### Your objective
Find the string "into" in the records. Copy every line it appears in.
___
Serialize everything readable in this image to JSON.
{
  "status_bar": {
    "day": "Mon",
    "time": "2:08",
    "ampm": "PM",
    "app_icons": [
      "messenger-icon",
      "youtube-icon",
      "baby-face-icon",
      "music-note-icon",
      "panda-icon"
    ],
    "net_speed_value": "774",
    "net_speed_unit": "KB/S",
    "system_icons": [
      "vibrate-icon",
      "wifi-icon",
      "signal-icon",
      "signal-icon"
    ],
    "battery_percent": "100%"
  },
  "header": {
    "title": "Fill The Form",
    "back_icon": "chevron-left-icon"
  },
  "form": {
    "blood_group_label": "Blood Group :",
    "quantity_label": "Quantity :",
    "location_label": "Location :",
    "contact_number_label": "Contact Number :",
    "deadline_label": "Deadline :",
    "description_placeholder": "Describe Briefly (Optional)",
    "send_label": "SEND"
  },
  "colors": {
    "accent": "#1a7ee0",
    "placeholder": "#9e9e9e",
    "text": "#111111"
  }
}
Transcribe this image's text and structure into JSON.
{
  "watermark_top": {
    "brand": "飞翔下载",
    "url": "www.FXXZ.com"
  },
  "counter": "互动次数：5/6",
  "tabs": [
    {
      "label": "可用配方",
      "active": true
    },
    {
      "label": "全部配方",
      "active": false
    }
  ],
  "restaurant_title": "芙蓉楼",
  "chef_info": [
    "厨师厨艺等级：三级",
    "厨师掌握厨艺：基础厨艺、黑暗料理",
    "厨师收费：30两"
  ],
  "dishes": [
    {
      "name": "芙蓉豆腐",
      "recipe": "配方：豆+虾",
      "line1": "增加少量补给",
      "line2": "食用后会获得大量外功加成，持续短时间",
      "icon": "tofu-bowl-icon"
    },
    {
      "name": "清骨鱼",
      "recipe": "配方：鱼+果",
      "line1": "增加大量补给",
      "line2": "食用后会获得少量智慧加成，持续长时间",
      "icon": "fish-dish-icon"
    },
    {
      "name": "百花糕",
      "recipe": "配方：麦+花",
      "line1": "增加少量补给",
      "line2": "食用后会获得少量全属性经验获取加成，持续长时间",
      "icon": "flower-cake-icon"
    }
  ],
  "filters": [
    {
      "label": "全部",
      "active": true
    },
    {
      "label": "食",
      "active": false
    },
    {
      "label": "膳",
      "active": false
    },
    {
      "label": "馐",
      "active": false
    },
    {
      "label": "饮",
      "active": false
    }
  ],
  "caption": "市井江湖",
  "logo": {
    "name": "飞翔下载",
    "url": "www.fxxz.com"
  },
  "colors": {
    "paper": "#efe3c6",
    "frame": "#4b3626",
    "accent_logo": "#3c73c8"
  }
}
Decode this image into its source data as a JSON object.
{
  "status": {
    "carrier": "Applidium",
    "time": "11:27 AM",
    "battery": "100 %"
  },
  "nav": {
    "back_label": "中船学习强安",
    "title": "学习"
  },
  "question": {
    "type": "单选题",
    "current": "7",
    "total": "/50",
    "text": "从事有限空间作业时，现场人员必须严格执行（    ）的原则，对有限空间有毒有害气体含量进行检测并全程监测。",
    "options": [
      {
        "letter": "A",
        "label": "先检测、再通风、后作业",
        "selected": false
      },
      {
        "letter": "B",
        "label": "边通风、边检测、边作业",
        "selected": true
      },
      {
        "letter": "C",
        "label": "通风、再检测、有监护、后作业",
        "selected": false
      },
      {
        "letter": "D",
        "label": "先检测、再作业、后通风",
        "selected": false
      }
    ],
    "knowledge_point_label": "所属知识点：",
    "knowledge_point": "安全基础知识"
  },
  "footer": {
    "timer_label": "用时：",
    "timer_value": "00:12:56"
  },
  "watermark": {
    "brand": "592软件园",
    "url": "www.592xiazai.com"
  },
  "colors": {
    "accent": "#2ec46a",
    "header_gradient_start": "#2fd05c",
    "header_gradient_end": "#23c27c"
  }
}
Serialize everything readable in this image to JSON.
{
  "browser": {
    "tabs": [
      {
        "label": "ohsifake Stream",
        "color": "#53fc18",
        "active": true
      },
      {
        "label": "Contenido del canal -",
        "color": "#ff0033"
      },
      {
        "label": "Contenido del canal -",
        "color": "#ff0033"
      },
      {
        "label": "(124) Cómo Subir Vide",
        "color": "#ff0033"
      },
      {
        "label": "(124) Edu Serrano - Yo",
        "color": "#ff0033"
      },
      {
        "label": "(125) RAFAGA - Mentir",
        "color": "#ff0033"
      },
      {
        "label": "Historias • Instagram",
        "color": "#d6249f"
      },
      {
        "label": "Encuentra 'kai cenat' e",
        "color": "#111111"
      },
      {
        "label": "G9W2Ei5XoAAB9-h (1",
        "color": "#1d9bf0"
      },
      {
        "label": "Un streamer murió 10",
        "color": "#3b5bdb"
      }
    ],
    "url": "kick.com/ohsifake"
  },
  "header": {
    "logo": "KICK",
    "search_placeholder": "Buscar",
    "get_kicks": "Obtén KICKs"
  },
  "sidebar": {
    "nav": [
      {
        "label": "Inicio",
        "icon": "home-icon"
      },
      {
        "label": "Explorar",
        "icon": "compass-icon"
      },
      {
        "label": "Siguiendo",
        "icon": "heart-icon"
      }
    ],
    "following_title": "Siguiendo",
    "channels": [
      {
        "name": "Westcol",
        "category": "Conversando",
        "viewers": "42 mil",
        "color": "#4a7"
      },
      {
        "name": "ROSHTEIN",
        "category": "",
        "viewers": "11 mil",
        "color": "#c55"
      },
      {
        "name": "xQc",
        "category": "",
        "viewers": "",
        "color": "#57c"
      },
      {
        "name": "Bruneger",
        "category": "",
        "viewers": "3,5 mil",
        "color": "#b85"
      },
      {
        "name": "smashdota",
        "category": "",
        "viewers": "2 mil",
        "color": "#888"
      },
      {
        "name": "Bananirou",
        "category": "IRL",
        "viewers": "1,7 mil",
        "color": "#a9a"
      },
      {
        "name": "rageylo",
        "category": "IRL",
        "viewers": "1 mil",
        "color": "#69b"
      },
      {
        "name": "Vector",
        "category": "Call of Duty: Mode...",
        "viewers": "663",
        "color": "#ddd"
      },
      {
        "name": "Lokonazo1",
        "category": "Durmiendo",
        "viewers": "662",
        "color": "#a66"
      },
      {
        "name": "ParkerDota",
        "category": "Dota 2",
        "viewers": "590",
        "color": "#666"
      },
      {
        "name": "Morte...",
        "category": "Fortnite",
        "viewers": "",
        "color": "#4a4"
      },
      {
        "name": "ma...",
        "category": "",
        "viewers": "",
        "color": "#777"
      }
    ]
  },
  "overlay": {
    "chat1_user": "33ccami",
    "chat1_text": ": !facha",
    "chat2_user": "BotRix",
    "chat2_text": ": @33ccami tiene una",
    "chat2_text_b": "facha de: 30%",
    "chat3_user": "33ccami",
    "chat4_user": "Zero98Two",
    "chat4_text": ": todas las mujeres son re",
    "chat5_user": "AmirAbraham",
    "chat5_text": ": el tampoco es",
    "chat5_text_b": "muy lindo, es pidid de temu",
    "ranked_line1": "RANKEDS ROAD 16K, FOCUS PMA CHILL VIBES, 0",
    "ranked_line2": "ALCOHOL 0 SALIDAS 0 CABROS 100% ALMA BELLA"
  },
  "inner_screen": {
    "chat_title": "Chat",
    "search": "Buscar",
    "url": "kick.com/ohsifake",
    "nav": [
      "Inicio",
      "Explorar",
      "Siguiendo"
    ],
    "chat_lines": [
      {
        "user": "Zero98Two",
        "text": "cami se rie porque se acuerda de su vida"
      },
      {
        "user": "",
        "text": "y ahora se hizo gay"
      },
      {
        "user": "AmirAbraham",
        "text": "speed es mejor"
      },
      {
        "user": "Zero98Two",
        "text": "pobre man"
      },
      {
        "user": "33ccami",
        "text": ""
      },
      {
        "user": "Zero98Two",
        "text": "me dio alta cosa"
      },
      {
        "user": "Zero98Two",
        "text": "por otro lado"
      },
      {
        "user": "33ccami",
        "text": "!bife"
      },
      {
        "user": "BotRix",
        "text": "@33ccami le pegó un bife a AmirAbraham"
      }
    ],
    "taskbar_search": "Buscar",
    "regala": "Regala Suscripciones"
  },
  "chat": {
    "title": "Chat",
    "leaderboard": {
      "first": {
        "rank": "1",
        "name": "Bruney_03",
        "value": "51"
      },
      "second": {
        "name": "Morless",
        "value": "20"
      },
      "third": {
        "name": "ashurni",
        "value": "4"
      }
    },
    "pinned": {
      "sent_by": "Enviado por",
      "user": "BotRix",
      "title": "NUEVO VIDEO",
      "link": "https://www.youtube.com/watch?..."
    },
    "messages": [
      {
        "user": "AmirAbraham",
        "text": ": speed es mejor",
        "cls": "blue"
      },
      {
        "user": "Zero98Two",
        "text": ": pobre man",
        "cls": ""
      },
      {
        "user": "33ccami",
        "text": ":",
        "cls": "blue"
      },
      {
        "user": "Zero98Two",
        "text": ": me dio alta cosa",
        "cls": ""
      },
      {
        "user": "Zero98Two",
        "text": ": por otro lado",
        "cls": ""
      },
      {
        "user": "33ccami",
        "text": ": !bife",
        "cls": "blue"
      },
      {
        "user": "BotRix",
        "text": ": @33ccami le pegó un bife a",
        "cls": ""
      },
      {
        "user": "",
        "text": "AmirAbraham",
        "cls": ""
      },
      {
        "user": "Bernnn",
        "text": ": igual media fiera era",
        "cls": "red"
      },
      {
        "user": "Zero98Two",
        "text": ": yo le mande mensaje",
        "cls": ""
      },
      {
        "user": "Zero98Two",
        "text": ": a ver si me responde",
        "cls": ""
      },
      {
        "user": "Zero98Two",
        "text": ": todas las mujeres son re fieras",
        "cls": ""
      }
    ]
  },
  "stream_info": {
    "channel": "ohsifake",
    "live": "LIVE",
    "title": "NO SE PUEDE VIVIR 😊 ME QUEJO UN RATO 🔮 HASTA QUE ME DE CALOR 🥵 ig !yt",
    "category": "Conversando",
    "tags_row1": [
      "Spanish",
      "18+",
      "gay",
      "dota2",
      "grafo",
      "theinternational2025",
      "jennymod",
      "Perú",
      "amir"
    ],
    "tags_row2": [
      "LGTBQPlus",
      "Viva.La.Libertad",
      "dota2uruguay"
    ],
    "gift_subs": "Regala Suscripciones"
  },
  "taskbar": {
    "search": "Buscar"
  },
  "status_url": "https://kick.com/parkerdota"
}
___
### Task response
Transcribe this image's text and structure into JSON.
Decode this image into its source data as a JSON object.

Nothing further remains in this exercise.